-- BEGIN --
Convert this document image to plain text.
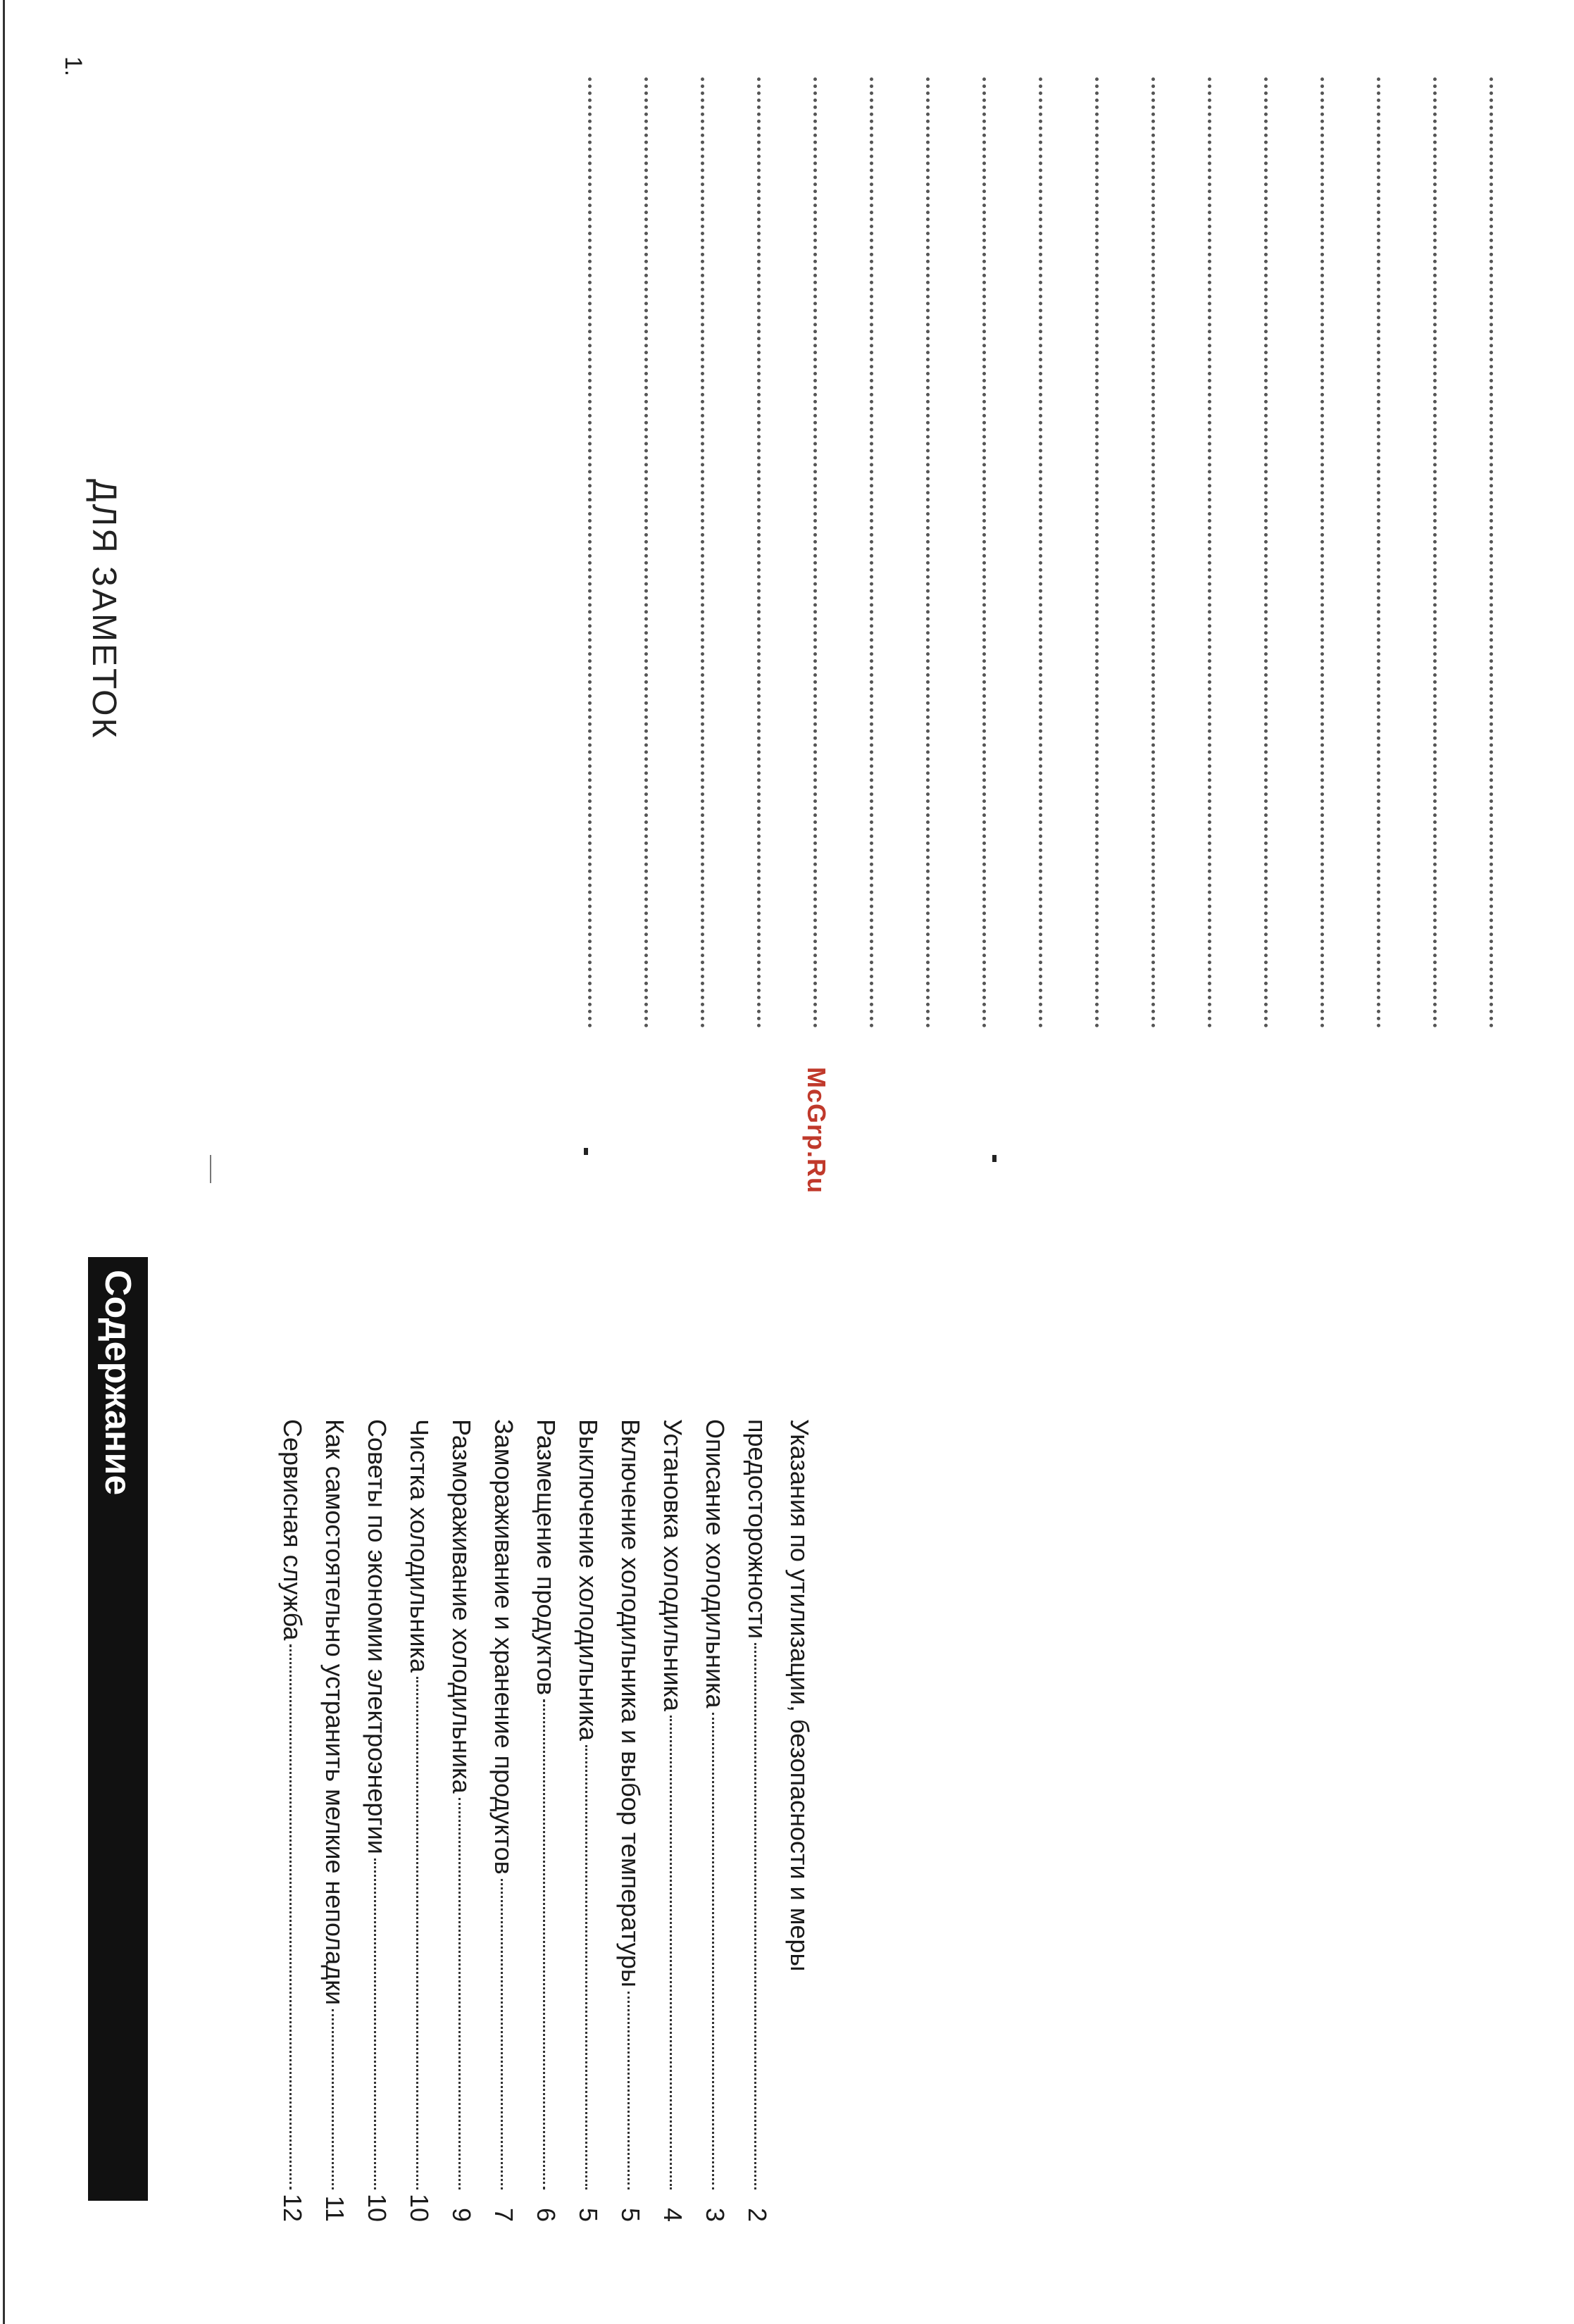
1.
ДЛЯ ЗАМЕТОК
McGrp.Ru
Содержание
Указания по утилизации, безопасности и меры
предосторожности
2
Описание холодильника
3
Установка холодильника
4
Включение холодильника и выбор температуры
5
Выключение холодильника
5
Размещение продуктов
6
Замораживание и хранение продуктов
7
Размораживание холодильника
9
Чистка холодильника
10
Советы по экономии электроэнергии
10
Как самостоятельно устранить мелкие неполадки
11
Сервисная служба
12
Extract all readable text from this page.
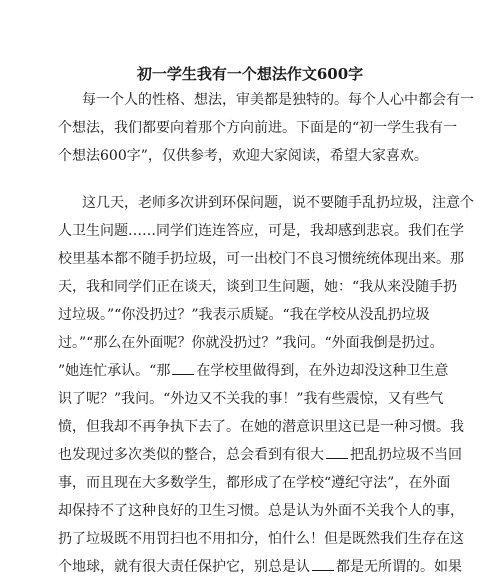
初一学生我有一个想法作文600字

每一个人的性格、想法，审美都是独特的。每个人心中都会有一

个想法，我们都要向着那个方向前进。下面是的“初一学生我有一

个想法600字”，仅供参考，欢迎大家阅读，希望大家喜欢。

这几天，老师多次讲到环保问题，说不要随手乱扔垃圾，注意个

人卫生问题……同学们连连答应，可是，我却感到悲哀。我们在学

校里基本都不随手扔垃圾，可一出校门不良习惯统统体现出来。那

天，我和同学们正在谈天，谈到卫生问题，她：“我从来没随手扔

过垃圾。”“你没扔过？”我表示质疑。“我在学校从没乱扔垃圾

过。”“那么在外面呢？你就没扔过？”我问。“外面我倒是扔过。

”她连忙承认。“那 在学校里做得到，在外边却没这种卫生意

识了呢？”我问。“外边又不关我的事！”我有些震惊，又有些气

愤，但我却不再争执下去了。在她的潜意识里这已是一种习惯。我

也发现过多次类似的整合，总会看到有很大 把乱扔垃圾不当回

事，而且现在大多数学生，都形成了在学校“遵纪守法”，在外面

却保持不了这种良好的卫生习惯。总是认为外面不关我个人的事，

扔了垃圾既不用罚扫也不用扣分，怕什么！但是既然我们生存在这

个地球，就有很大责任保护它，别总是认 都是无所谓的。如果
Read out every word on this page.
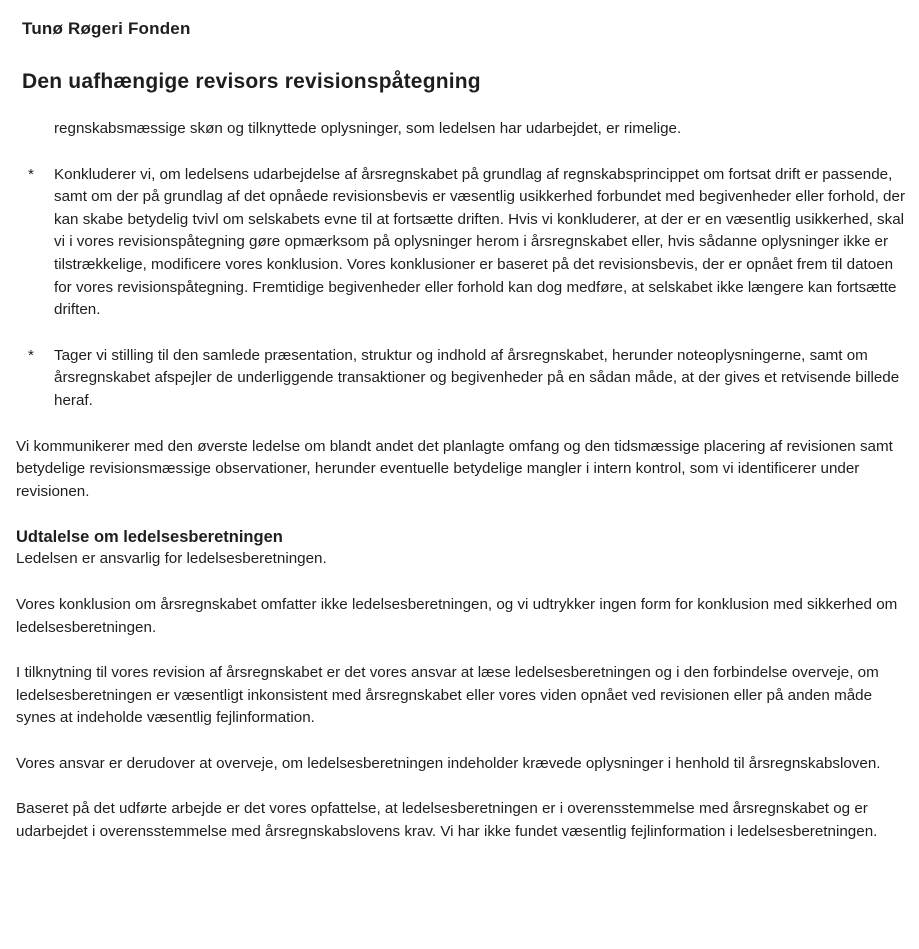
Tunø Røgeri Fonden
Den uafhængige revisors revisionspåtegning

regnskabsmæssige skøn og tilknyttede oplysninger, som ledelsen har udarbejdet, er rimelige.

* Konkluderer vi, om ledelsens udarbejdelse af årsregnskabet på grundlag af regnskabsprincippet om fortsat drift er passende, samt om der på grundlag af det opnåede revisionsbevis er væsentlig usikkerhed forbundet med begivenheder eller forhold, der kan skabe betydelig tvivl om selskabets evne til at fortsætte driften. Hvis vi konkluderer, at der er en væsentlig usikkerhed, skal vi i vores revisionspåtegning gøre opmærksom på oplysninger herom i årsregnskabet eller, hvis sådanne oplysninger ikke er tilstrækkelige, modificere vores konklusion. Vores konklusioner er baseret på det revisionsbevis, der er opnået frem til datoen for vores revisionspåtegning. Fremtidige begivenheder eller forhold kan dog medføre, at selskabet ikke længere kan fortsætte driften.

* Tager vi stilling til den samlede præsentation, struktur og indhold af årsregnskabet, herunder noteoplysningerne, samt om årsregnskabet afspejler de underliggende transaktioner og begivenheder på en sådan måde, at der gives et retvisende billede heraf.

Vi kommunikerer med den øverste ledelse om blandt andet det planlagte omfang og den tidsmæssige placering af revisionen samt betydelige revisionsmæssige observationer, herunder eventuelle betydelige mangler i intern kontrol, som vi identificerer under revisionen.

Udtalelse om ledelsesberetningen

Ledelsen er ansvarlig for ledelsesberetningen.

Vores konklusion om årsregnskabet omfatter ikke ledelsesberetningen, og vi udtrykker ingen form for konklusion med sikkerhed om ledelsesberetningen.

I tilknytning til vores revision af årsregnskabet er det vores ansvar at læse ledelsesberetningen og i den forbindelse overveje, om ledelsesberetningen er væsentligt inkonsistent med årsregnskabet eller vores viden opnået ved revisionen eller på anden måde synes at indeholde væsentlig fejlinformation.

Vores ansvar er derudover at overveje, om ledelsesberetningen indeholder krævede oplysninger i henhold til årsregnskabsloven.

Baseret på det udførte arbejde er det vores opfattelse, at ledelsesberetningen er i overensstemmelse med årsregnskabet og er udarbejdet i overensstemmelse med årsregnskabslovens krav. Vi har ikke fundet væsentlig fejlinformation i ledelsesberetningen.
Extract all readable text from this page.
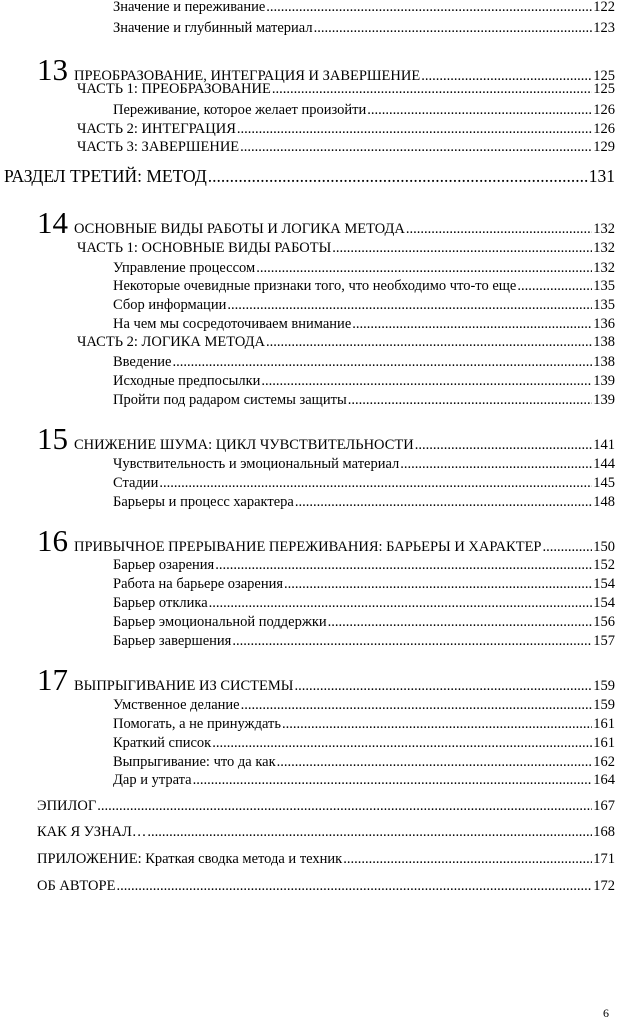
Значение и переживание .....	122
Значение и глубинный материал .....	123
13 ПРЕОБРАЗОВАНИЕ, ИНТЕГРАЦИЯ И ЗАВЕРШЕНИЕ .....	125
ЧАСТЬ 1: ПРЕОБРАЗОВАНИЕ .....	125
Переживание, которое желает произойти .....	126
ЧАСТЬ 2: ИНТЕГРАЦИЯ .....	126
ЧАСТЬ 3: ЗАВЕРШЕНИЕ .....	129
РАЗДЕЛ ТРЕТИЙ: МЕТОД .....	131
14 ОСНОВНЫЕ ВИДЫ РАБОТЫ И ЛОГИКА МЕТОДА .....	132
ЧАСТЬ 1: ОСНОВНЫЕ ВИДЫ РАБОТЫ .....	132
Управление процессом .....	132
Некоторые очевидные признаки того, что необходимо что-то еще .....	135
Сбор информации .....	135
На чем мы сосредоточиваем внимание .....	136
ЧАСТЬ 2: ЛОГИКА МЕТОДА .....	138
Введение .....	138
Исходные предпосылки .....	139
Пройти под радаром системы защиты .....	139
15 СНИЖЕНИЕ ШУМА: ЦИКЛ ЧУВСТВИТЕЛЬНОСТИ .....	141
Чувствительность и эмоциональный материал .....	144
Стадии .....	145
Барьеры и процесс характера .....	148
16 ПРИВЫЧНОЕ ПРЕРЫВАНИЕ ПЕРЕЖИВАНИЯ: БАРЬЕРЫ И ХАРАКТЕР .....	150
Барьер озарения .....	152
Работа на барьере озарения .....	154
Барьер отклика .....	154
Барьер эмоциональной поддержки .....	156
Барьер завершения .....	157
17 ВЫПРЫГИВАНИЕ ИЗ СИСТЕМЫ .....	159
Умственное делание .....	159
Помогать, а не принуждать .....	161
Краткий список .....	161
Выпрыгивание: что да как .....	162
Дар и утрата .....	164
ЭПИЛОГ .....	167
КАК Я УЗНАЛ… .....	168
ПРИЛОЖЕНИЕ: Краткая сводка метода и техник .....	171
ОБ АВТОРЕ .....	172
6
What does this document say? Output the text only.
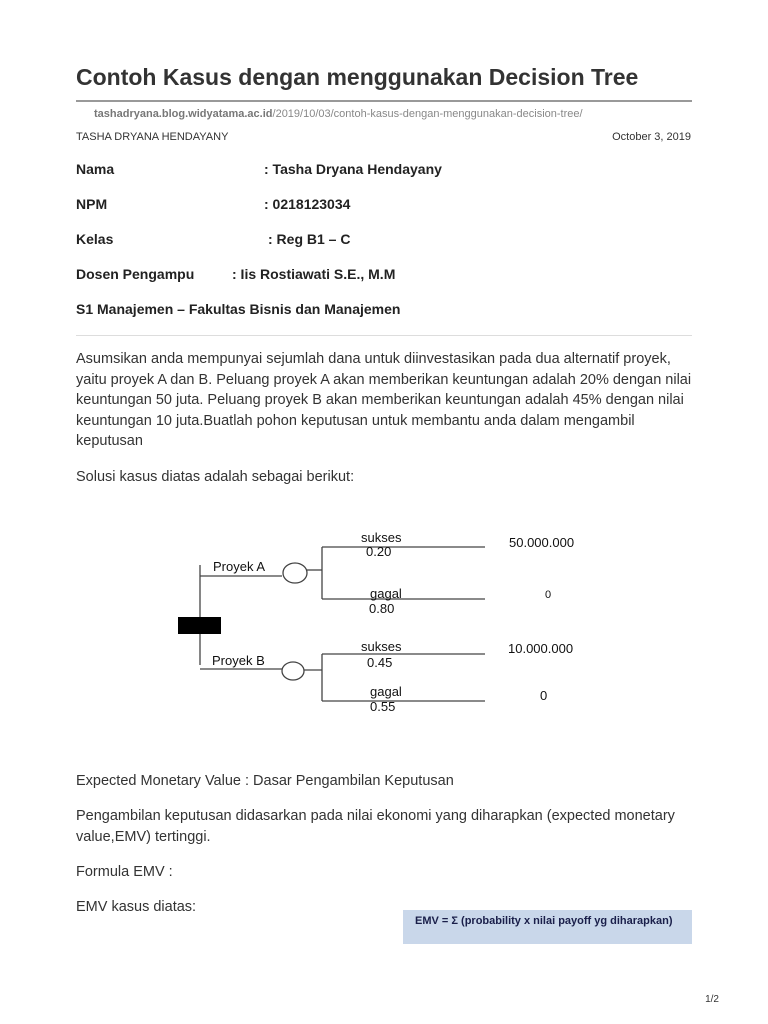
Contoh Kasus dengan menggunakan Decision Tree
tashadryana.blog.widyatama.ac.id/2019/10/03/contoh-kasus-dengan-menggunakan-decision-tree/
TASHA DRYANA HENDAYANY	October 3, 2019
Nama	: Tasha Dryana Hendayany
NPM	: 0218123034
Kelas	: Reg B1 – C
Dosen Pengampu	: Iis Rostiawati S.E., M.M
S1 Manajemen – Fakultas Bisnis dan Manajemen
Asumsikan anda mempunyai sejumlah dana untuk diinvestasikan pada dua alternatif proyek, yaitu proyek A dan B. Peluang proyek A akan memberikan keuntungan adalah 20% dengan nilai keuntungan 50 juta. Peluang proyek B akan memberikan keuntungan adalah 45% dengan nilai keuntungan 10 juta.Buatlah pohon keputusan untuk membantu anda dalam mengambil keputusan
Solusi kasus diatas adalah sebagai berikut:
Proyek A
Proyek B
sukses
0.20
gagal
0.80
sukses
0.45
gagal
0.55
50.000.000
0
10.000.000
0
Expected Monetary Value : Dasar Pengambilan Keputusan
Pengambilan keputusan didasarkan pada nilai ekonomi yang diharapkan (expected monetary value,EMV) tertinggi.
Formula EMV :
EMV kasus diatas:
EMV = Σ (probability x nilai payoff yg diharapkan)
1/2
-- END --
▶ **What the task requires**:
Go through the records. Copy each line where "document" appears.

▶ **Response to the exercise**:
Convert this document image to plain text.
What does this document say? Output the text only.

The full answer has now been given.